WHAT YOU NEED TO DO: Arrange every line of the listing below as a JSON list of strings, one string per line, omitting blank lines.
-- start of DATA ENTRIES --
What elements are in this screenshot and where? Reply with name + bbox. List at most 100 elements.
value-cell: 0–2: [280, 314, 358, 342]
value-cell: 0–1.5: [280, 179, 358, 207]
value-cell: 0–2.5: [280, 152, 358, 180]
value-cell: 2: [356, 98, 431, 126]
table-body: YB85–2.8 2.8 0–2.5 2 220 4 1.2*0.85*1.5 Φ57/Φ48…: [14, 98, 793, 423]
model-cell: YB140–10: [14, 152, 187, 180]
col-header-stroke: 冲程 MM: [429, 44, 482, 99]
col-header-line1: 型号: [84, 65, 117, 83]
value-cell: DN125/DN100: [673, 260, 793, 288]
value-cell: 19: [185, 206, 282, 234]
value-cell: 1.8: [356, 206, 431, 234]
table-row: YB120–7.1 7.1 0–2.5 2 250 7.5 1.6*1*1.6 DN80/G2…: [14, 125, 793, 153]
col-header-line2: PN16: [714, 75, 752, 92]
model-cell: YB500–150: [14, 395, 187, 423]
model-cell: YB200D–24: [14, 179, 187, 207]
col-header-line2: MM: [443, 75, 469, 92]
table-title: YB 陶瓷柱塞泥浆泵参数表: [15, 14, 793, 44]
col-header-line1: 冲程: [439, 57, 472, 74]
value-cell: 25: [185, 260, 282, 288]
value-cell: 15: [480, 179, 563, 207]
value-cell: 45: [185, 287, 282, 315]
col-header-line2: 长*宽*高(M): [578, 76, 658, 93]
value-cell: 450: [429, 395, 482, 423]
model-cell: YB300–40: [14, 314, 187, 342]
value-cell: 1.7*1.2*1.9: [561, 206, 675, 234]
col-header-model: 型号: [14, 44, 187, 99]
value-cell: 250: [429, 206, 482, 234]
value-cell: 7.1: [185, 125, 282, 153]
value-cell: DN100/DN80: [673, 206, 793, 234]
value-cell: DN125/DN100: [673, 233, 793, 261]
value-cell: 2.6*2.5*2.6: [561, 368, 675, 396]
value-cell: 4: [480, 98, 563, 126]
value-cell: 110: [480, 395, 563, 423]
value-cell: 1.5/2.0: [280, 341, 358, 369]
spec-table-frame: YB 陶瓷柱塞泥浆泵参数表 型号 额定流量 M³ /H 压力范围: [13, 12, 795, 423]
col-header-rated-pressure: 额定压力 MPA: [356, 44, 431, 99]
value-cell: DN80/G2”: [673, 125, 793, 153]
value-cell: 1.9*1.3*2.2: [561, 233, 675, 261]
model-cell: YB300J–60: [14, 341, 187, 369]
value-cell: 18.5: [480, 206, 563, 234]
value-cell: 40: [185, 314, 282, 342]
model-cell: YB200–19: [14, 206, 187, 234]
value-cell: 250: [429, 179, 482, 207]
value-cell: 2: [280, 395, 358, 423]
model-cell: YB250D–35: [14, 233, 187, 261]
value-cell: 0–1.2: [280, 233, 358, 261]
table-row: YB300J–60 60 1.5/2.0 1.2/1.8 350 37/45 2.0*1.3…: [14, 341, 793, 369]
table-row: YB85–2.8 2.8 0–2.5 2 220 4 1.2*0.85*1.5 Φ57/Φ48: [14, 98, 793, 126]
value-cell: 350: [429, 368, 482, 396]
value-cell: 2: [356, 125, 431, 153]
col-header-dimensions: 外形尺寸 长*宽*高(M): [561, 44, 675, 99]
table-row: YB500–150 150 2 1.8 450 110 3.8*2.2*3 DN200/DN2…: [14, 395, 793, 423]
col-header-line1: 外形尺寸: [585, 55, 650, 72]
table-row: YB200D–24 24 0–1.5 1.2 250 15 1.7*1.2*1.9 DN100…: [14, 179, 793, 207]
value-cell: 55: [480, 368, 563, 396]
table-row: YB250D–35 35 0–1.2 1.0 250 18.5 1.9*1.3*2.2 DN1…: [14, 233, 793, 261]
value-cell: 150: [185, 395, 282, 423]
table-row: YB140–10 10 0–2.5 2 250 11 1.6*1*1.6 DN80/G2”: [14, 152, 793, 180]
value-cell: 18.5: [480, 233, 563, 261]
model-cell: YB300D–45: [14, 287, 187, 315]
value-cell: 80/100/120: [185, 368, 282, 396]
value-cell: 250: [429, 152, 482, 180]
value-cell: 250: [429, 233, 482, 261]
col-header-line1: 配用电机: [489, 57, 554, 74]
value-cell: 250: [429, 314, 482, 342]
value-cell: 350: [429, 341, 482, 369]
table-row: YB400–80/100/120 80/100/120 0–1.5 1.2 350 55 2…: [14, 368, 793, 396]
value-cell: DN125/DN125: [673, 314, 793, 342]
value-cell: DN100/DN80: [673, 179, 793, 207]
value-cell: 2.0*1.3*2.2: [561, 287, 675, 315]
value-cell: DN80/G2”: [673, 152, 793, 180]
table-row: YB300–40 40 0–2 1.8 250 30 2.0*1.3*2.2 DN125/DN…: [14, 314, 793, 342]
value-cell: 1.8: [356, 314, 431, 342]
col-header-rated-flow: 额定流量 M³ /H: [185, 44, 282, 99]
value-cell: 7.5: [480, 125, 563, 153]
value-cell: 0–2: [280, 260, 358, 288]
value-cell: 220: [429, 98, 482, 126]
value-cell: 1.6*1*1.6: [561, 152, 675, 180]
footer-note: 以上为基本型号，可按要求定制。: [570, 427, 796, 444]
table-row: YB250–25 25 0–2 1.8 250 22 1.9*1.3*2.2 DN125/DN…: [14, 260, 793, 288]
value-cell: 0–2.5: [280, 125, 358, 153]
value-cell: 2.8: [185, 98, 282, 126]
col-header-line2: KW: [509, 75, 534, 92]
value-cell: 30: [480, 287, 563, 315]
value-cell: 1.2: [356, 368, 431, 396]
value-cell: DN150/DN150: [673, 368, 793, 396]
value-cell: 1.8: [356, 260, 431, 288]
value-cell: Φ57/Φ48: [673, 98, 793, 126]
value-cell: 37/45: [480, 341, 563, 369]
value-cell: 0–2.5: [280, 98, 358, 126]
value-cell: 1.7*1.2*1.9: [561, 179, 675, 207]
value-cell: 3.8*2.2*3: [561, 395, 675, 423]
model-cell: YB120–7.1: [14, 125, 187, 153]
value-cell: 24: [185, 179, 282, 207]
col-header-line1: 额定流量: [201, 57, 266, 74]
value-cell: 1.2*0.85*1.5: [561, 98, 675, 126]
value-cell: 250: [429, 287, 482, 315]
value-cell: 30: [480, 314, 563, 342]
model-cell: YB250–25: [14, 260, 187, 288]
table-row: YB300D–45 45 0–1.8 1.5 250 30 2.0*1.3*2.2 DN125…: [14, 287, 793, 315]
-- end of DATA ENTRIES --
SOLUTION FOR THIS EXERCISE:
[
  "What elements are in this screenshot and where? Reply with name + bbox. List at most 100 elements.",
  "value-cell: 0–2: [280, 314, 358, 342]",
  "value-cell: 0–1.5: [280, 179, 358, 207]",
  "value-cell: 0–2.5: [280, 152, 358, 180]",
  "value-cell: 2: [356, 98, 431, 126]",
  "table-body: YB85–2.8 2.8 0–2.5 2 220 4 1.2*0.85*1.5 Φ57/Φ48…: [14, 98, 793, 423]",
  "model-cell: YB140–10: [14, 152, 187, 180]",
  "col-header-stroke: 冲程 MM: [429, 44, 482, 99]",
  "col-header-line1: 型号: [84, 65, 117, 83]",
  "value-cell: DN125/DN100: [673, 260, 793, 288]",
  "value-cell: 19: [185, 206, 282, 234]",
  "value-cell: 1.8: [356, 206, 431, 234]",
  "table-row: YB120–7.1 7.1 0–2.5 2 250 7.5 1.6*1*1.6 DN80/G2…: [14, 125, 793, 153]",
  "col-header-line2: PN16: [714, 75, 752, 92]",
  "model-cell: YB500–150: [14, 395, 187, 423]",
  "model-cell: YB200D–24: [14, 179, 187, 207]",
  "col-header-line2: MM: [443, 75, 469, 92]",
  "table-title: YB 陶瓷柱塞泥浆泵参数表: [15, 14, 793, 44]",
  "col-header-line1: 冲程: [439, 57, 472, 74]",
  "value-cell: 25: [185, 260, 282, 288]",
  "value-cell: 15: [480, 179, 563, 207]",
  "value-cell: 45: [185, 287, 282, 315]",
  "col-header-line2: 长*宽*高(M): [578, 76, 658, 93]",
  "value-cell: 450: [429, 395, 482, 423]",
  "model-cell: YB300–40: [14, 314, 187, 342]",
  "value-cell: 1.7*1.2*1.9: [561, 206, 675, 234]",
  "col-header-model: 型号: [14, 44, 187, 99]",
  "value-cell: 250: [429, 206, 482, 234]",
  "value-cell: 7.1: [185, 125, 282, 153]",
  "value-cell: DN100/DN80: [673, 206, 793, 234]",
  "value-cell: DN125/DN100: [673, 233, 793, 261]",
  "value-cell: 2.6*2.5*2.6: [561, 368, 675, 396]",
  "value-cell: 4: [480, 98, 563, 126]",
  "value-cell: 110: [480, 395, 563, 423]",
  "value-cell: 1.5/2.0: [280, 341, 358, 369]",
  "spec-table-frame: YB 陶瓷柱塞泥浆泵参数表 型号 额定流量 M³ /H 压力范围: [13, 12, 795, 423]",
  "col-header-rated-pressure: 额定压力 MPA: [356, 44, 431, 99]",
  "value-cell: DN80/G2”: [673, 125, 793, 153]",
  "value-cell: 1.9*1.3*2.2: [561, 233, 675, 261]",
  "model-cell: YB300J–60: [14, 341, 187, 369]",
  "value-cell: 18.5: [480, 206, 563, 234]",
  "value-cell: 40: [185, 314, 282, 342]",
  "model-cell: YB200–19: [14, 206, 187, 234]",
  "value-cell: 250: [429, 179, 482, 207]",
  "value-cell: 2: [280, 395, 358, 423]",
  "model-cell: YB250D–35: [14, 233, 187, 261]",
  "value-cell: 0–1.2: [280, 233, 358, 261]",
  "table-row: YB300J–60 60 1.5/2.0 1.2/1.8 350 37/45 2.0*1.3…: [14, 341, 793, 369]",
  "table-row: YB85–2.8 2.8 0–2.5 2 220 4 1.2*0.85*1.5 Φ57/Φ48: [14, 98, 793, 126]",
  "value-cell: 350: [429, 368, 482, 396]",
  "value-cell: 2: [356, 125, 431, 153]",
  "col-header-dimensions: 外形尺寸 长*宽*高(M): [561, 44, 675, 99]",
  "table-row: YB500–150 150 2 1.8 450 110 3.8*2.2*3 DN200/DN2…: [14, 395, 793, 423]",
  "col-header-line1: 外形尺寸: [585, 55, 650, 72]",
  "table-row: YB200D–24 24 0–1.5 1.2 250 15 1.7*1.2*1.9 DN100…: [14, 179, 793, 207]",
  "value-cell: 55: [480, 368, 563, 396]",
  "table-row: YB250D–35 35 0–1.2 1.0 250 18.5 1.9*1.3*2.2 DN1…: [14, 233, 793, 261]",
  "value-cell: 150: [185, 395, 282, 423]",
  "table-row: YB140–10 10 0–2.5 2 250 11 1.6*1*1.6 DN80/G2”: [14, 152, 793, 180]",
  "value-cell: 18.5: [480, 233, 563, 261]",
  "model-cell: YB300D–45: [14, 287, 187, 315]",
  "value-cell: 80/100/120: [185, 368, 282, 396]",
  "value-cell: 250: [429, 152, 482, 180]",
  "value-cell: 250: [429, 233, 482, 261]",
  "col-header-line1: 配用电机: [489, 57, 554, 74]",
  "value-cell: 250: [429, 314, 482, 342]",
  "value-cell: 350: [429, 341, 482, 369]",
  "table-row: YB400–80/100/120 80/100/120 0–1.5 1.2 350 55 2…: [14, 368, 793, 396]",
  "value-cell: DN125/DN125: [673, 314, 793, 342]",
  "value-cell: DN100/DN80: [673, 179, 793, 207]",
  "value-cell: 2.0*1.3*2.2: [561, 287, 675, 315]",
  "value-cell: DN80/G2”: [673, 152, 793, 180]",
  "table-row: YB300–40 40 0–2 1.8 250 30 2.0*1.3*2.2 DN125/DN…: [14, 314, 793, 342]",
  "value-cell: 1.8: [356, 314, 431, 342]",
  "col-header-rated-flow: 额定流量 M³ /H: [185, 44, 282, 99]",
  "value-cell: 7.5: [480, 125, 563, 153]",
  "value-cell: 0–2: [280, 260, 358, 288]",
  "value-cell: 220: [429, 98, 482, 126]",
  "value-cell: 1.6*1*1.6: [561, 152, 675, 180]",
  "footer-note: 以上为基本型号，可按要求定制。: [570, 427, 796, 444]",
  "table-row: YB250–25 25 0–2 1.8 250 22 1.9*1.3*2.2 DN125/DN…: [14, 260, 793, 288]",
  "value-cell: 0–2.5: [280, 125, 358, 153]",
  "value-cell: 2.8: [185, 98, 282, 126]",
  "col-header-line2: KW: [509, 75, 534, 92]",
  "value-cell: 30: [480, 287, 563, 315]",
  "value-cell: 1.2: [356, 368, 431, 396]",
  "value-cell: DN150/DN150: [673, 368, 793, 396]",
  "value-cell: 1.8: [356, 260, 431, 288]",
  "value-cell: Φ57/Φ48: [673, 98, 793, 126]",
  "value-cell: 37/45: [480, 341, 563, 369]",
  "value-cell: 0–2.5: [280, 98, 358, 126]",
  "value-cell: 1.7*1.2*1.9: [561, 179, 675, 207]",
  "value-cell: 3.8*2.2*3: [561, 395, 675, 423]",
  "model-cell: YB120–7.1: [14, 125, 187, 153]",
  "value-cell: 24: [185, 179, 282, 207]",
  "col-header-line1: 额定流量: [201, 57, 266, 74]",
  "value-cell: 1.2*0.85*1.5: [561, 98, 675, 126]",
  "value-cell: 250: [429, 287, 482, 315]",
  "value-cell: 30: [480, 314, 563, 342]",
  "model-cell: YB250–25: [14, 260, 187, 288]",
  "table-row: YB300D–45 45 0–1.8 1.5 250 30 2.0*1.3*2.2 DN125…: [14, 287, 793, 315]"
]